### Problem to work on
Return the listing below in full, with every line exactly as it is.
++++++++++
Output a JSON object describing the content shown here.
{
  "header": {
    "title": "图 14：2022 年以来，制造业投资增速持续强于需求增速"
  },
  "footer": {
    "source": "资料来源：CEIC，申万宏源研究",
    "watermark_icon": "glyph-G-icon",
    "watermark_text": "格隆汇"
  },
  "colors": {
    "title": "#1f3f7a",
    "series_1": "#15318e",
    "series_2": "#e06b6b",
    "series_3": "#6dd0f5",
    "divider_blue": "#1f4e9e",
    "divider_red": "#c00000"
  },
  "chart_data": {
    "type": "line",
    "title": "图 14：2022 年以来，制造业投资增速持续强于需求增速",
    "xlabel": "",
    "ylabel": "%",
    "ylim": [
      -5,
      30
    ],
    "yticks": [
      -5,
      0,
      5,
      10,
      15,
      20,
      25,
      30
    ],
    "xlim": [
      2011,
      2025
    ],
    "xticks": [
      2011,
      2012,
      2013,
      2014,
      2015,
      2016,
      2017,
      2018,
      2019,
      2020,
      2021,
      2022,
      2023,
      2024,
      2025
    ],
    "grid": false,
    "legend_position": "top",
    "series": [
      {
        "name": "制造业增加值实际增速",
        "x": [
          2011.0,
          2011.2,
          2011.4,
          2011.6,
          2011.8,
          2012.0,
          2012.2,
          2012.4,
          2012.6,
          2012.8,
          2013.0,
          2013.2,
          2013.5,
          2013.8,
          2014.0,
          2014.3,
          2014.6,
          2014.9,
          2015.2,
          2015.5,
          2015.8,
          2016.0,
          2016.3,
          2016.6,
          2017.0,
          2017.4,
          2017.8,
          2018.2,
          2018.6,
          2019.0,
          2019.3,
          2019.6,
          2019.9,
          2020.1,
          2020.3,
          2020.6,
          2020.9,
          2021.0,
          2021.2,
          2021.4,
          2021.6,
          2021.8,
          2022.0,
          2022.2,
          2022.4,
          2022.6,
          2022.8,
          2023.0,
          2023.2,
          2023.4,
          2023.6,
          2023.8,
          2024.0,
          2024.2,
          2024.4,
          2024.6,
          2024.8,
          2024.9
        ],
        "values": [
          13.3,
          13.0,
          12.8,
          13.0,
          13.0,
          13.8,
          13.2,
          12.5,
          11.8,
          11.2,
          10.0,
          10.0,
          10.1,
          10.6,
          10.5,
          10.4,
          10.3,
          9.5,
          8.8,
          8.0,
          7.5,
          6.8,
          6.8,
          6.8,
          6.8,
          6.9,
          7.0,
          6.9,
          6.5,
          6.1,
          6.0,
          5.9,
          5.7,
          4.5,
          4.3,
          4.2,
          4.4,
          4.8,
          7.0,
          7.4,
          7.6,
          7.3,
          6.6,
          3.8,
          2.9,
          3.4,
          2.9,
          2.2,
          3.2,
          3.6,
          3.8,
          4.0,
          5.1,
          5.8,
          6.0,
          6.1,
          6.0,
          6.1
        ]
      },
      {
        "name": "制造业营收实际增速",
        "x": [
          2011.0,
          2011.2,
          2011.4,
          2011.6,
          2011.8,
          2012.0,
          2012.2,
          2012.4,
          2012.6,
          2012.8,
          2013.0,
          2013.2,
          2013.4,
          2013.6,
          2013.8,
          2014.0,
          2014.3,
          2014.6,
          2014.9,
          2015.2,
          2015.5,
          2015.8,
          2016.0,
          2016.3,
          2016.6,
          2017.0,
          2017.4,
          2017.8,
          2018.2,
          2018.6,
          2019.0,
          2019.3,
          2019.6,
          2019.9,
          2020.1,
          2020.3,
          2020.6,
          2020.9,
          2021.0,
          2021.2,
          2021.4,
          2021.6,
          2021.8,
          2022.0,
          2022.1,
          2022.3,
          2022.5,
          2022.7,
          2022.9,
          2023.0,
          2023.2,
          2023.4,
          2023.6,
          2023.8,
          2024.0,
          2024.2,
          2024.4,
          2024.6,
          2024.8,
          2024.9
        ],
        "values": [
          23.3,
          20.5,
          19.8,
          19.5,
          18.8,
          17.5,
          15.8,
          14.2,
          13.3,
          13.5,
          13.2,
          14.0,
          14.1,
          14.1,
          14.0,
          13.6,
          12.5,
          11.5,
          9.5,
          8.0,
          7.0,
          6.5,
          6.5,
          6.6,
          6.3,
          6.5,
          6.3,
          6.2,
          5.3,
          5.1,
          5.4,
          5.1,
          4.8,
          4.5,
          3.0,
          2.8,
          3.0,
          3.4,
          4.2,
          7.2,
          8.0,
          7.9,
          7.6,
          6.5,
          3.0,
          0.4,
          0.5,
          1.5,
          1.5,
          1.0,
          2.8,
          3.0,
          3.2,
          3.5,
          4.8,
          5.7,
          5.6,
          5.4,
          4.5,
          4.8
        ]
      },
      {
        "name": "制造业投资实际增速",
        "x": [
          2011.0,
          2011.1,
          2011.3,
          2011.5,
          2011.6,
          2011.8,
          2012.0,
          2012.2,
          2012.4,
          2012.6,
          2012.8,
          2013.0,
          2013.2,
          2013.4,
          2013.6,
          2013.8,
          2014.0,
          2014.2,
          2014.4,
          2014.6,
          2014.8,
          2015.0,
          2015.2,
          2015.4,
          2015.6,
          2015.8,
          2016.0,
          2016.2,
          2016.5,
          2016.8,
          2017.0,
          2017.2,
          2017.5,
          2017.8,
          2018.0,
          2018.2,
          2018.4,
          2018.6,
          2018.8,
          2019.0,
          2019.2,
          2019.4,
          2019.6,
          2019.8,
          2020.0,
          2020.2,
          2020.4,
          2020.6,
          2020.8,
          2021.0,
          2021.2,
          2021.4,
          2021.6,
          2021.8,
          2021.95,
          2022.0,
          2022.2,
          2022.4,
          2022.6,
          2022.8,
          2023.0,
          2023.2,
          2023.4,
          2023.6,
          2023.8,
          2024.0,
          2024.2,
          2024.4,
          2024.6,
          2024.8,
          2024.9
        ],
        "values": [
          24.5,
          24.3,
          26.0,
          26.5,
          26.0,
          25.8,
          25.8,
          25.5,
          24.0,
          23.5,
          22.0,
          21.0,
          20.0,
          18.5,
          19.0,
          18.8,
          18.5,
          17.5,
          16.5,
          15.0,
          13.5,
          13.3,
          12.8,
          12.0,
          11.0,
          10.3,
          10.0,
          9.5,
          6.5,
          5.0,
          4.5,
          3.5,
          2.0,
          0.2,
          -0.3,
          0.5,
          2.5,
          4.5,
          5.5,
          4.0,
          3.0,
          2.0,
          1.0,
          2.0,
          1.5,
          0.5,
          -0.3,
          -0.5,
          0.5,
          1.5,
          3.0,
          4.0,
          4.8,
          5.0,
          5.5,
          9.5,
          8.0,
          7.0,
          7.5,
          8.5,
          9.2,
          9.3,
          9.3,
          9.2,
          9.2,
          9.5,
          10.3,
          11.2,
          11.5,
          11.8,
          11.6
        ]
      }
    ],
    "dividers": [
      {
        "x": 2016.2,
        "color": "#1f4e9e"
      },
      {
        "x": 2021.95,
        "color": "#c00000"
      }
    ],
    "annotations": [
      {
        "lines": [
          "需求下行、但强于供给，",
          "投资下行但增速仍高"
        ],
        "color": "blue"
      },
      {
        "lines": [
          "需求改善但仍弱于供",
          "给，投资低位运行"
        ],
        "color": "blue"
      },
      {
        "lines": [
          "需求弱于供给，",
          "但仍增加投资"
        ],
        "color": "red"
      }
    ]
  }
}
++++++++++
### Exercise output
Output a JSON object describing the content shown here.
{
  "header": {
    "title": "图 14：2022 年以来，制造业投资增速持续强于需求增速"
  },
  "footer": {
    "source": "资料来源：CEIC，申万宏源研究",
    "watermark_icon": "glyph-G-icon",
    "watermark_text": "格隆汇"
  },
  "colors": {
    "title": "#1f3f7a",
    "series_1": "#15318e",
    "series_2": "#e06b6b",
    "series_3": "#6dd0f5",
    "divider_blue": "#1f4e9e",
    "divider_red": "#c00000"
  },
  "chart_data": {
    "type": "line",
    "title": "图 14：2022 年以来，制造业投资增速持续强于需求增速",
    "xlabel": "",
    "ylabel": "%",
    "ylim": [
      -5,
      30
    ],
    "yticks": [
      -5,
      0,
      5,
      10,
      15,
      20,
      25,
      30
    ],
    "xlim": [
      2011,
      2025
    ],
    "xticks": [
      2011,
      2012,
      2013,
      2014,
      2015,
      2016,
      2017,
      2018,
      2019,
      2020,
      2021,
      2022,
      2023,
      2024,
      2025
    ],
    "grid": false,
    "legend_position": "top",
    "series": [
      {
        "name": "制造业增加值实际增速",
        "x": [
          2011.0,
          2011.2,
          2011.4,
          2011.6,
          2011.8,
          2012.0,
          2012.2,
          2012.4,
          2012.6,
          2012.8,
          2013.0,
          2013.2,
          2013.5,
          2013.8,
          2014.0,
          2014.3,
          2014.6,
          2014.9,
          2015.2,
          2015.5,
          2015.8,
          2016.0,
          2016.3,
          2016.6,
          2017.0,
          2017.4,
          2017.8,
          2018.2,
          2018.6,
          2019.0,
          2019.3,
          2019.6,
          2019.9,
          2020.1,
          2020.3,
          2020.6,
          2020.9,
          2021.0,
          2021.2,
          2021.4,
          2021.6,
          2021.8,
          2022.0,
          2022.2,
          2022.4,
          2022.6,
          2022.8,
          2023.0,
          2023.2,
          2023.4,
          2023.6,
          2023.8,
          2024.0,
          2024.2,
          2024.4,
          2024.6,
          2024.8,
          2024.9
        ],
        "values": [
          13.3,
          13.0,
          12.8,
          13.0,
          13.0,
          13.8,
          13.2,
          12.5,
          11.8,
          11.2,
          10.0,
          10.0,
          10.1,
          10.6,
          10.5,
          10.4,
          10.3,
          9.5,
          8.8,
          8.0,
          7.5,
          6.8,
          6.8,
          6.8,
          6.8,
          6.9,
          7.0,
          6.9,
          6.5,
          6.1,
          6.0,
          5.9,
          5.7,
          4.5,
          4.3,
          4.2,
          4.4,
          4.8,
          7.0,
          7.4,
          7.6,
          7.3,
          6.6,
          3.8,
          2.9,
          3.4,
          2.9,
          2.2,
          3.2,
          3.6,
          3.8,
          4.0,
          5.1,
          5.8,
          6.0,
          6.1,
          6.0,
          6.1
        ]
      },
      {
        "name": "制造业营收实际增速",
        "x": [
          2011.0,
          2011.2,
          2011.4,
          2011.6,
          2011.8,
          2012.0,
          2012.2,
          2012.4,
          2012.6,
          2012.8,
          2013.0,
          2013.2,
          2013.4,
          2013.6,
          2013.8,
          2014.0,
          2014.3,
          2014.6,
          2014.9,
          2015.2,
          2015.5,
          2015.8,
          2016.0,
          2016.3,
          2016.6,
          2017.0,
          2017.4,
          2017.8,
          2018.2,
          2018.6,
          2019.0,
          2019.3,
          2019.6,
          2019.9,
          2020.1,
          2020.3,
          2020.6,
          2020.9,
          2021.0,
          2021.2,
          2021.4,
          2021.6,
          2021.8,
          2022.0,
          2022.1,
          2022.3,
          2022.5,
          2022.7,
          2022.9,
          2023.0,
          2023.2,
          2023.4,
          2023.6,
          2023.8,
          2024.0,
          2024.2,
          2024.4,
          2024.6,
          2024.8,
          2024.9
        ],
        "values": [
          23.3,
          20.5,
          19.8,
          19.5,
          18.8,
          17.5,
          15.8,
          14.2,
          13.3,
          13.5,
          13.2,
          14.0,
          14.1,
          14.1,
          14.0,
          13.6,
          12.5,
          11.5,
          9.5,
          8.0,
          7.0,
          6.5,
          6.5,
          6.6,
          6.3,
          6.5,
          6.3,
          6.2,
          5.3,
          5.1,
          5.4,
          5.1,
          4.8,
          4.5,
          3.0,
          2.8,
          3.0,
          3.4,
          4.2,
          7.2,
          8.0,
          7.9,
          7.6,
          6.5,
          3.0,
          0.4,
          0.5,
          1.5,
          1.5,
          1.0,
          2.8,
          3.0,
          3.2,
          3.5,
          4.8,
          5.7,
          5.6,
          5.4,
          4.5,
          4.8
        ]
      },
      {
        "name": "制造业投资实际增速",
        "x": [
          2011.0,
          2011.1,
          2011.3,
          2011.5,
          2011.6,
          2011.8,
          2012.0,
          2012.2,
          2012.4,
          2012.6,
          2012.8,
          2013.0,
          2013.2,
          2013.4,
          2013.6,
          2013.8,
          2014.0,
          2014.2,
          2014.4,
          2014.6,
          2014.8,
          2015.0,
          2015.2,
          2015.4,
          2015.6,
          2015.8,
          2016.0,
          2016.2,
          2016.5,
          2016.8,
          2017.0,
          2017.2,
          2017.5,
          2017.8,
          2018.0,
          2018.2,
          2018.4,
          2018.6,
          2018.8,
          2019.0,
          2019.2,
          2019.4,
          2019.6,
          2019.8,
          2020.0,
          2020.2,
          2020.4,
          2020.6,
          2020.8,
          2021.0,
          2021.2,
          2021.4,
          2021.6,
          2021.8,
          2021.95,
          2022.0,
          2022.2,
          2022.4,
          2022.6,
          2022.8,
          2023.0,
          2023.2,
          2023.4,
          2023.6,
          2023.8,
          2024.0,
          2024.2,
          2024.4,
          2024.6,
          2024.8,
          2024.9
        ],
        "values": [
          24.5,
          24.3,
          26.0,
          26.5,
          26.0,
          25.8,
          25.8,
          25.5,
          24.0,
          23.5,
          22.0,
          21.0,
          20.0,
          18.5,
          19.0,
          18.8,
          18.5,
          17.5,
          16.5,
          15.0,
          13.5,
          13.3,
          12.8,
          12.0,
          11.0,
          10.3,
          10.0,
          9.5,
          6.5,
          5.0,
          4.5,
          3.5,
          2.0,
          0.2,
          -0.3,
          0.5,
          2.5,
          4.5,
          5.5,
          4.0,
          3.0,
          2.0,
          1.0,
          2.0,
          1.5,
          0.5,
          -0.3,
          -0.5,
          0.5,
          1.5,
          3.0,
          4.0,
          4.8,
          5.0,
          5.5,
          9.5,
          8.0,
          7.0,
          7.5,
          8.5,
          9.2,
          9.3,
          9.3,
          9.2,
          9.2,
          9.5,
          10.3,
          11.2,
          11.5,
          11.8,
          11.6
        ]
      }
    ],
    "dividers": [
      {
        "x": 2016.2,
        "color": "#1f4e9e"
      },
      {
        "x": 2021.95,
        "color": "#c00000"
      }
    ],
    "annotations": [
      {
        "lines": [
          "需求下行、但强于供给，",
          "投资下行但增速仍高"
        ],
        "color": "blue"
      },
      {
        "lines": [
          "需求改善但仍弱于供",
          "给，投资低位运行"
        ],
        "color": "blue"
      },
      {
        "lines": [
          "需求弱于供给，",
          "但仍增加投资"
        ],
        "color": "red"
      }
    ]
  }
}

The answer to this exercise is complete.